* DATASET CONTENT:
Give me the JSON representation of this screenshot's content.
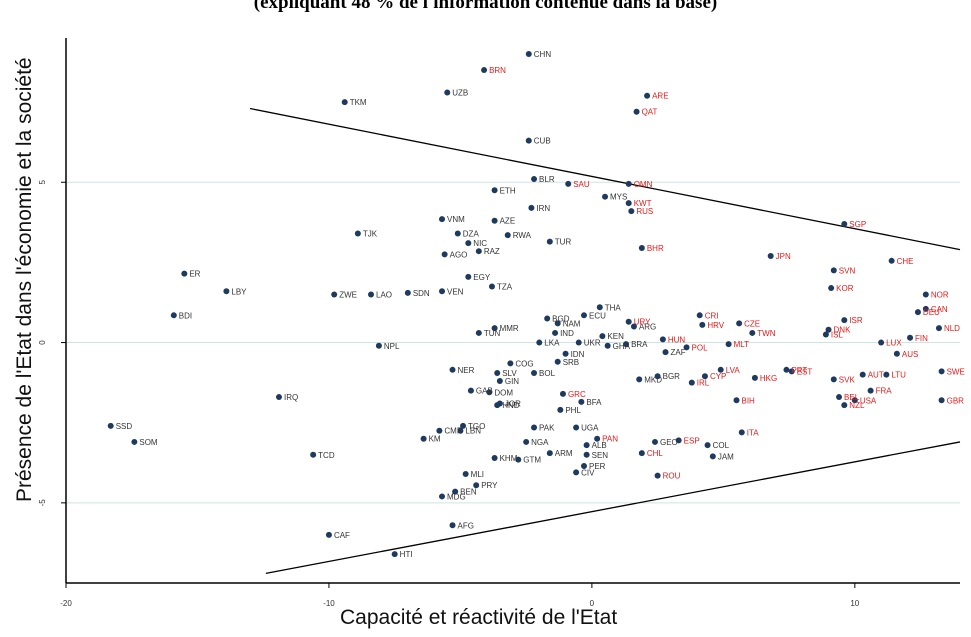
{
  "chart_data": {
    "type": "scatter",
    "title": "(expliquant 48 % de l'information contenue dans la base)",
    "xlabel": "Capacité et réactivité de l'Etat",
    "ylabel": "Présence de l'Etat dans l'économie et la société",
    "xlim": [
      -20,
      14
    ],
    "ylim": [
      -7.5,
      9.5
    ],
    "x_ticks": [
      "-20",
      "-10",
      "0",
      "10"
    ],
    "x_tick_values": [
      -20,
      -10,
      0,
      10
    ],
    "y_ticks": [
      "5",
      "0",
      "-5"
    ],
    "y_tick_values": [
      5,
      0,
      -5
    ],
    "grid": "horizontal",
    "colors": {
      "point": "#1f3a5f",
      "label_dark": "#333333",
      "label_red": "#e31b1b",
      "axis": "#000000",
      "grid": "#cfe3e3"
    },
    "boundary_lines": [
      {
        "from": [
          -13,
          7.3
        ],
        "to": [
          14,
          2.9
        ]
      },
      {
        "from": [
          -12.4,
          -7.2
        ],
        "to": [
          14,
          -3.1
        ]
      }
    ],
    "points": [
      {
        "label": "CHN",
        "x": -2.4,
        "y": 9.0,
        "red": false
      },
      {
        "label": "BRN",
        "x": -4.1,
        "y": 8.5,
        "red": true
      },
      {
        "label": "UZB",
        "x": -5.5,
        "y": 7.8,
        "red": false
      },
      {
        "label": "TKM",
        "x": -9.4,
        "y": 7.5,
        "red": false
      },
      {
        "label": "ARE",
        "x": 2.1,
        "y": 7.7,
        "red": true
      },
      {
        "label": "QAT",
        "x": 1.7,
        "y": 7.2,
        "red": true
      },
      {
        "label": "CUB",
        "x": -2.4,
        "y": 6.3,
        "red": false
      },
      {
        "label": "BLR",
        "x": -2.2,
        "y": 5.1,
        "red": false
      },
      {
        "label": "SAU",
        "x": -0.9,
        "y": 4.95,
        "red": true
      },
      {
        "label": "OMN",
        "x": 1.4,
        "y": 4.95,
        "red": true
      },
      {
        "label": "ETH",
        "x": -3.7,
        "y": 4.75,
        "red": false
      },
      {
        "label": "MYS",
        "x": 0.5,
        "y": 4.55,
        "red": false
      },
      {
        "label": "KWT",
        "x": 1.4,
        "y": 4.35,
        "red": true
      },
      {
        "label": "RUS",
        "x": 1.5,
        "y": 4.1,
        "red": true
      },
      {
        "label": "IRN",
        "x": -2.3,
        "y": 4.2,
        "red": false
      },
      {
        "label": "VNM",
        "x": -5.7,
        "y": 3.85,
        "red": false
      },
      {
        "label": "AZE",
        "x": -3.7,
        "y": 3.8,
        "red": false
      },
      {
        "label": "DZA",
        "x": -5.1,
        "y": 3.4,
        "red": false
      },
      {
        "label": "TJK",
        "x": -8.9,
        "y": 3.4,
        "red": false
      },
      {
        "label": "RWA",
        "x": -3.2,
        "y": 3.35,
        "red": false
      },
      {
        "label": "TUR",
        "x": -1.6,
        "y": 3.15,
        "red": false
      },
      {
        "label": "NIC",
        "x": -4.7,
        "y": 3.1,
        "red": false
      },
      {
        "label": "RAZ",
        "x": -4.3,
        "y": 2.85,
        "red": false
      },
      {
        "label": "AGO",
        "x": -5.6,
        "y": 2.75,
        "red": false
      },
      {
        "label": "BHR",
        "x": 1.9,
        "y": 2.95,
        "red": true
      },
      {
        "label": "SGP",
        "x": 9.6,
        "y": 3.7,
        "red": true
      },
      {
        "label": "JPN",
        "x": 6.8,
        "y": 2.7,
        "red": true
      },
      {
        "label": "CHE",
        "x": 11.4,
        "y": 2.55,
        "red": true
      },
      {
        "label": "SVN",
        "x": 9.2,
        "y": 2.25,
        "red": true
      },
      {
        "label": "KOR",
        "x": 9.1,
        "y": 1.7,
        "red": true
      },
      {
        "label": "NOR",
        "x": 12.7,
        "y": 1.5,
        "red": true
      },
      {
        "label": "CAN",
        "x": 12.7,
        "y": 1.05,
        "red": true
      },
      {
        "label": "NLD",
        "x": 13.2,
        "y": 0.45,
        "red": true
      },
      {
        "label": "DEU",
        "x": 12.4,
        "y": 0.95,
        "red": true
      },
      {
        "label": "FIN",
        "x": 12.1,
        "y": 0.15,
        "red": true
      },
      {
        "label": "ISR",
        "x": 9.6,
        "y": 0.7,
        "red": true
      },
      {
        "label": "DNK",
        "x": 9.0,
        "y": 0.4,
        "red": true
      },
      {
        "label": "ISL",
        "x": 8.9,
        "y": 0.25,
        "red": true
      },
      {
        "label": "LUX",
        "x": 11.0,
        "y": 0.0,
        "red": true
      },
      {
        "label": "AUS",
        "x": 11.6,
        "y": -0.35,
        "red": true
      },
      {
        "label": "SWE",
        "x": 13.3,
        "y": -0.9,
        "red": true
      },
      {
        "label": "ER",
        "x": -15.5,
        "y": 2.15,
        "red": false
      },
      {
        "label": "LBY",
        "x": -13.9,
        "y": 1.6,
        "red": false
      },
      {
        "label": "BDI",
        "x": -15.9,
        "y": 0.85,
        "red": false
      },
      {
        "label": "EGY",
        "x": -4.7,
        "y": 2.05,
        "red": false
      },
      {
        "label": "SDN",
        "x": -7.0,
        "y": 1.55,
        "red": false
      },
      {
        "label": "VEN",
        "x": -5.7,
        "y": 1.6,
        "red": false
      },
      {
        "label": "ZWE",
        "x": -9.8,
        "y": 1.5,
        "red": false
      },
      {
        "label": "LAO",
        "x": -8.4,
        "y": 1.5,
        "red": false
      },
      {
        "label": "TZA",
        "x": -3.8,
        "y": 1.75,
        "red": false
      },
      {
        "label": "THA",
        "x": 0.3,
        "y": 1.1,
        "red": false
      },
      {
        "label": "ECU",
        "x": -0.3,
        "y": 0.85,
        "red": false
      },
      {
        "label": "BGD",
        "x": -1.7,
        "y": 0.75,
        "red": false
      },
      {
        "label": "NAM",
        "x": -1.3,
        "y": 0.6,
        "red": false
      },
      {
        "label": "MMR",
        "x": -3.7,
        "y": 0.45,
        "red": false
      },
      {
        "label": "URY",
        "x": 1.4,
        "y": 0.65,
        "red": true
      },
      {
        "label": "CRI",
        "x": 4.1,
        "y": 0.85,
        "red": true
      },
      {
        "label": "CZE",
        "x": 5.6,
        "y": 0.6,
        "red": true
      },
      {
        "label": "HRV",
        "x": 4.2,
        "y": 0.55,
        "red": true
      },
      {
        "label": "ARG",
        "x": 1.6,
        "y": 0.5,
        "red": false
      },
      {
        "label": "TWN",
        "x": 6.1,
        "y": 0.3,
        "red": true
      },
      {
        "label": "IND",
        "x": -1.4,
        "y": 0.3,
        "red": false
      },
      {
        "label": "KEN",
        "x": 0.4,
        "y": 0.2,
        "red": false
      },
      {
        "label": "HUN",
        "x": 2.7,
        "y": 0.1,
        "red": true
      },
      {
        "label": "TUN",
        "x": -4.3,
        "y": 0.3,
        "red": false
      },
      {
        "label": "NPL",
        "x": -8.1,
        "y": -0.1,
        "red": false
      },
      {
        "label": "LKA",
        "x": -2.0,
        "y": 0.0,
        "red": false
      },
      {
        "label": "UKR",
        "x": -0.5,
        "y": 0.0,
        "red": false
      },
      {
        "label": "GHA",
        "x": 0.6,
        "y": -0.1,
        "red": false
      },
      {
        "label": "BRA",
        "x": 1.3,
        "y": -0.05,
        "red": false
      },
      {
        "label": "POL",
        "x": 3.6,
        "y": -0.15,
        "red": true
      },
      {
        "label": "MLT",
        "x": 5.2,
        "y": -0.05,
        "red": true
      },
      {
        "label": "ZAF",
        "x": 2.8,
        "y": -0.3,
        "red": false
      },
      {
        "label": "IDN",
        "x": -1.0,
        "y": -0.35,
        "red": false
      },
      {
        "label": "COG",
        "x": -3.1,
        "y": -0.65,
        "red": false
      },
      {
        "label": "SRB",
        "x": -1.3,
        "y": -0.6,
        "red": false
      },
      {
        "label": "SLV",
        "x": -3.6,
        "y": -0.95,
        "red": false
      },
      {
        "label": "BOL",
        "x": -2.2,
        "y": -0.95,
        "red": false
      },
      {
        "label": "NER",
        "x": -5.3,
        "y": -0.85,
        "red": false
      },
      {
        "label": "GIN",
        "x": -3.5,
        "y": -1.2,
        "red": false
      },
      {
        "label": "BGR",
        "x": 2.5,
        "y": -1.05,
        "red": false
      },
      {
        "label": "MKD",
        "x": 1.8,
        "y": -1.15,
        "red": false
      },
      {
        "label": "LVA",
        "x": 4.9,
        "y": -0.85,
        "red": true
      },
      {
        "label": "CYP",
        "x": 4.3,
        "y": -1.05,
        "red": true
      },
      {
        "label": "IRL",
        "x": 3.8,
        "y": -1.25,
        "red": true
      },
      {
        "label": "HKG",
        "x": 6.2,
        "y": -1.1,
        "red": true
      },
      {
        "label": "PRT",
        "x": 7.4,
        "y": -0.85,
        "red": true
      },
      {
        "label": "EST",
        "x": 7.6,
        "y": -0.9,
        "red": true
      },
      {
        "label": "SVK",
        "x": 9.2,
        "y": -1.15,
        "red": true
      },
      {
        "label": "AUT",
        "x": 10.3,
        "y": -1.0,
        "red": true
      },
      {
        "label": "LTU",
        "x": 11.2,
        "y": -1.0,
        "red": true
      },
      {
        "label": "FRA",
        "x": 10.6,
        "y": -1.5,
        "red": true
      },
      {
        "label": "BEL",
        "x": 9.4,
        "y": -1.7,
        "red": true
      },
      {
        "label": "USA",
        "x": 10.0,
        "y": -1.8,
        "red": true
      },
      {
        "label": "NZL",
        "x": 9.6,
        "y": -1.95,
        "red": true
      },
      {
        "label": "GBR",
        "x": 13.3,
        "y": -1.8,
        "red": true
      },
      {
        "label": "BIH",
        "x": 5.5,
        "y": -1.8,
        "red": true
      },
      {
        "label": "IRQ",
        "x": -11.9,
        "y": -1.7,
        "red": false
      },
      {
        "label": "GAB",
        "x": -4.6,
        "y": -1.5,
        "red": false
      },
      {
        "label": "DOM",
        "x": -3.9,
        "y": -1.55,
        "red": false
      },
      {
        "label": "JOR",
        "x": -3.5,
        "y": -1.9,
        "red": false
      },
      {
        "label": "HND",
        "x": -3.6,
        "y": -1.95,
        "red": false
      },
      {
        "label": "GRC",
        "x": -1.1,
        "y": -1.6,
        "red": true
      },
      {
        "label": "BFA",
        "x": -0.4,
        "y": -1.85,
        "red": false
      },
      {
        "label": "PHL",
        "x": -1.2,
        "y": -2.1,
        "red": false
      },
      {
        "label": "TGO",
        "x": -4.9,
        "y": -2.6,
        "red": false
      },
      {
        "label": "LBN",
        "x": -5.0,
        "y": -2.75,
        "red": false
      },
      {
        "label": "CMR",
        "x": -5.8,
        "y": -2.75,
        "red": false
      },
      {
        "label": "KM",
        "x": -6.4,
        "y": -3.0,
        "red": false
      },
      {
        "label": "PAK",
        "x": -2.2,
        "y": -2.65,
        "red": false
      },
      {
        "label": "UGA",
        "x": -0.6,
        "y": -2.65,
        "red": false
      },
      {
        "label": "NGA",
        "x": -2.5,
        "y": -3.1,
        "red": false
      },
      {
        "label": "ALB",
        "x": -0.2,
        "y": -3.2,
        "red": false
      },
      {
        "label": "PAN",
        "x": 0.2,
        "y": -3.0,
        "red": true
      },
      {
        "label": "GEO",
        "x": 2.4,
        "y": -3.1,
        "red": false
      },
      {
        "label": "ESP",
        "x": 3.3,
        "y": -3.05,
        "red": true
      },
      {
        "label": "COL",
        "x": 4.4,
        "y": -3.2,
        "red": false
      },
      {
        "label": "ITA",
        "x": 5.7,
        "y": -2.8,
        "red": true
      },
      {
        "label": "CHL",
        "x": 1.9,
        "y": -3.45,
        "red": true
      },
      {
        "label": "JAM",
        "x": 4.6,
        "y": -3.55,
        "red": false
      },
      {
        "label": "ARM",
        "x": -1.6,
        "y": -3.45,
        "red": false
      },
      {
        "label": "SEN",
        "x": -0.2,
        "y": -3.5,
        "red": false
      },
      {
        "label": "GTM",
        "x": -2.8,
        "y": -3.65,
        "red": false
      },
      {
        "label": "KHM",
        "x": -3.7,
        "y": -3.6,
        "red": false
      },
      {
        "label": "PER",
        "x": -0.3,
        "y": -3.85,
        "red": false
      },
      {
        "label": "CIV",
        "x": -0.6,
        "y": -4.05,
        "red": false
      },
      {
        "label": "MLI",
        "x": -4.8,
        "y": -4.1,
        "red": false
      },
      {
        "label": "ROU",
        "x": 2.5,
        "y": -4.15,
        "red": true
      },
      {
        "label": "TCD",
        "x": -10.6,
        "y": -3.5,
        "red": false
      },
      {
        "label": "SSD",
        "x": -18.3,
        "y": -2.6,
        "red": false
      },
      {
        "label": "SOM",
        "x": -17.4,
        "y": -3.1,
        "red": false
      },
      {
        "label": "PRY",
        "x": -4.4,
        "y": -4.45,
        "red": false
      },
      {
        "label": "BEN",
        "x": -5.2,
        "y": -4.65,
        "red": false
      },
      {
        "label": "MDG",
        "x": -5.7,
        "y": -4.8,
        "red": false
      },
      {
        "label": "AFG",
        "x": -5.3,
        "y": -5.7,
        "red": false
      },
      {
        "label": "CAF",
        "x": -10.0,
        "y": -6.0,
        "red": false
      },
      {
        "label": "HTI",
        "x": -7.5,
        "y": -6.6,
        "red": false
      }
    ]
  }
}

* WHAT THE TASK ASKS: Identify the lines of the data that contain the word "dans". Copy each of them.

* FULL SOLUTION:
    "title": "(expliquant 48 % de l'information contenue dans la base)",
    "ylabel": "Présence de l'Etat dans l'économie et la société",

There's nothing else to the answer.